- Work instructions
Copy every line of the following data that includes the string "panel".

▼

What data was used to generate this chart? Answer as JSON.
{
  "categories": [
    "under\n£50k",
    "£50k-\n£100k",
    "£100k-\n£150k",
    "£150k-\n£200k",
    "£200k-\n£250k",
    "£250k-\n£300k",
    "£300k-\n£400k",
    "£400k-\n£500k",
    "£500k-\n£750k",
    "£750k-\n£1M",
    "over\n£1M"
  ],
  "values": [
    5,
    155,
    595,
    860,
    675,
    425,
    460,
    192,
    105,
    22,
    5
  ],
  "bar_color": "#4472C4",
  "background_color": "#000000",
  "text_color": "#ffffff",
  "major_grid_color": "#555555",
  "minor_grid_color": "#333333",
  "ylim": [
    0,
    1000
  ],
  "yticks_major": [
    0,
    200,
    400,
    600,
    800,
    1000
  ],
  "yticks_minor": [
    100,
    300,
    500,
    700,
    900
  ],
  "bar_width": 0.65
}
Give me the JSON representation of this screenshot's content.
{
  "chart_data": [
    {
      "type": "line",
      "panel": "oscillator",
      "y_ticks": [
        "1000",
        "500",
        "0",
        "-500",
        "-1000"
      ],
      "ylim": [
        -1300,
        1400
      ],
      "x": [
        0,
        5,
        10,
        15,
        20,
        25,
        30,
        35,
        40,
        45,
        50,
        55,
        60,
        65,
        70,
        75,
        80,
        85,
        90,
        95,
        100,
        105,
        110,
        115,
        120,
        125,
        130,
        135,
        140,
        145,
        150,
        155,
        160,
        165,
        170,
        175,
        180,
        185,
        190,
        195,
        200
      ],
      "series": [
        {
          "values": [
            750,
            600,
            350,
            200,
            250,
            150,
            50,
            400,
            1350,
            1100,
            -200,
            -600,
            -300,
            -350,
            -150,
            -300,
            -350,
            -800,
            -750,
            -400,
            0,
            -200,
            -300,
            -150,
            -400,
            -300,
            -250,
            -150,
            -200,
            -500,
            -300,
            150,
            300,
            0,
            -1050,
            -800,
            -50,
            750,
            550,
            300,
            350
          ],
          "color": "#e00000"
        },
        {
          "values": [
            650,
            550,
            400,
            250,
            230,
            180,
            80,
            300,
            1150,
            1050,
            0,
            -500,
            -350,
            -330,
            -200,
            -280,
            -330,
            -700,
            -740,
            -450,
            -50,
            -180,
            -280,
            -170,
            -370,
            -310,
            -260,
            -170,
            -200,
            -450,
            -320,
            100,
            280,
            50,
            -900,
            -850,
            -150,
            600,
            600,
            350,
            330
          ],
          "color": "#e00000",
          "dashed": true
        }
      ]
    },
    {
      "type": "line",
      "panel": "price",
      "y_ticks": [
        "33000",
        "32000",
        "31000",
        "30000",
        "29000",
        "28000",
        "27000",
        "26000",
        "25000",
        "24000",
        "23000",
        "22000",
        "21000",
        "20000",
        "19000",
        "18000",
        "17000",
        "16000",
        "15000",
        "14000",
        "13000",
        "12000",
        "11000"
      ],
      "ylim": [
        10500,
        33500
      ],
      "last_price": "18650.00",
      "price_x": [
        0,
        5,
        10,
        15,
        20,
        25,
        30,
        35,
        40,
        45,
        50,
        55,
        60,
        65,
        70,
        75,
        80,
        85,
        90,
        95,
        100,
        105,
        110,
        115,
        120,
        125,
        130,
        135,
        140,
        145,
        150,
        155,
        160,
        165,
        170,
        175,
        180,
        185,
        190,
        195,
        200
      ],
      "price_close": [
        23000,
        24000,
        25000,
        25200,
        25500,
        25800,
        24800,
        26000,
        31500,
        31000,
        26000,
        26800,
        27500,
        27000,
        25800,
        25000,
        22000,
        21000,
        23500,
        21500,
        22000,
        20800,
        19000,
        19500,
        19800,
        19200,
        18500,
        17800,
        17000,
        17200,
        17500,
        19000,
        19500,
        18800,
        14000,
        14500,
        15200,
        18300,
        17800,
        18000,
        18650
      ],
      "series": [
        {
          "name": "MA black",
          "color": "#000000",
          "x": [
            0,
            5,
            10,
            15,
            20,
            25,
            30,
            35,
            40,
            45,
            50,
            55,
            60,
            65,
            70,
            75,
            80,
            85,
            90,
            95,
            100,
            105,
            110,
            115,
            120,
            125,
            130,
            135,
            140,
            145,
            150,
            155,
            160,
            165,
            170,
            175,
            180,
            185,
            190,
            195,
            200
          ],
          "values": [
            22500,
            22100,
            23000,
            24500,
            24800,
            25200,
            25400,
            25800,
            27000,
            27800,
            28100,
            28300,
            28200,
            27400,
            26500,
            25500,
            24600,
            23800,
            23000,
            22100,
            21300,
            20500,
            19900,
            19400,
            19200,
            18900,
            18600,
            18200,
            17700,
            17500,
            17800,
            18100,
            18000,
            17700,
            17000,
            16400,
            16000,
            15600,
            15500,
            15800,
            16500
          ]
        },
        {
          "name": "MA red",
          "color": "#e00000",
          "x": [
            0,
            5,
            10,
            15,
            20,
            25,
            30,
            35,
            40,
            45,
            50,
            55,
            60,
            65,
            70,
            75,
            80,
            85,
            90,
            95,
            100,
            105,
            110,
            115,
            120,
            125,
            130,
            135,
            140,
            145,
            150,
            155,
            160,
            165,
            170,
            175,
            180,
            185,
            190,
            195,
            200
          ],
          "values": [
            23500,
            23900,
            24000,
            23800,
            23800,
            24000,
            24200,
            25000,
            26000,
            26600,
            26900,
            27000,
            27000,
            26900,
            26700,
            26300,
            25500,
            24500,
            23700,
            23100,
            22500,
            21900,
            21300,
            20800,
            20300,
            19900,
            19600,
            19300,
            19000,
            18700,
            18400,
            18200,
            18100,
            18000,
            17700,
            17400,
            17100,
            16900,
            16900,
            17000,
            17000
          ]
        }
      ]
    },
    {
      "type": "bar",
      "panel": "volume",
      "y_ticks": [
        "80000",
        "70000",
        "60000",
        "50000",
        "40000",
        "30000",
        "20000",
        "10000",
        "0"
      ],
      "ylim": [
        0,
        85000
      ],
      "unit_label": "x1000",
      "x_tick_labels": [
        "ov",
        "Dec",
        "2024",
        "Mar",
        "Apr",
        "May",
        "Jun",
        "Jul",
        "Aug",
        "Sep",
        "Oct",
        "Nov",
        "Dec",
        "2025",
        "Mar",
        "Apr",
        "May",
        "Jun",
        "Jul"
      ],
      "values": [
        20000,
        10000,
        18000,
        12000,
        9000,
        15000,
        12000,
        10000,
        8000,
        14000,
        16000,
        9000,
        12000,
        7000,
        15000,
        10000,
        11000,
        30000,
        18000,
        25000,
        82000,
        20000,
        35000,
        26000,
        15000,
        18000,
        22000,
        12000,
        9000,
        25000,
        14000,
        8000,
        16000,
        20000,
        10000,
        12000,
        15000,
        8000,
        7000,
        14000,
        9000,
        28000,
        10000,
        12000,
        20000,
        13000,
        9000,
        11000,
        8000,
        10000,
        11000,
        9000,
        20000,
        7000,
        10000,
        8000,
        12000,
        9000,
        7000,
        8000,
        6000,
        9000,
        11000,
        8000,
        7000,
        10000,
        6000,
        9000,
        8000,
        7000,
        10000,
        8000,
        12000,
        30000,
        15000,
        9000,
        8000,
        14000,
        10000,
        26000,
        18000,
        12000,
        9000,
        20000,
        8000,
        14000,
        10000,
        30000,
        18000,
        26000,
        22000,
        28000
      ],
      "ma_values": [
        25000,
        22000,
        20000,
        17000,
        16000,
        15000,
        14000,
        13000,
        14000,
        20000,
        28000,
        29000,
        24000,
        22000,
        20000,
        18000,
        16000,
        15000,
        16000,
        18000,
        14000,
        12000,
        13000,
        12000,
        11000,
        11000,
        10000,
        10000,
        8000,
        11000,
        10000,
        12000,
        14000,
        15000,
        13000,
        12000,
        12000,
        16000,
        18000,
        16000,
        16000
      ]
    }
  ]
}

▲

- Solution to this exercise
      "panel": "oscillator",
      "panel": "price",
      "panel": "volume",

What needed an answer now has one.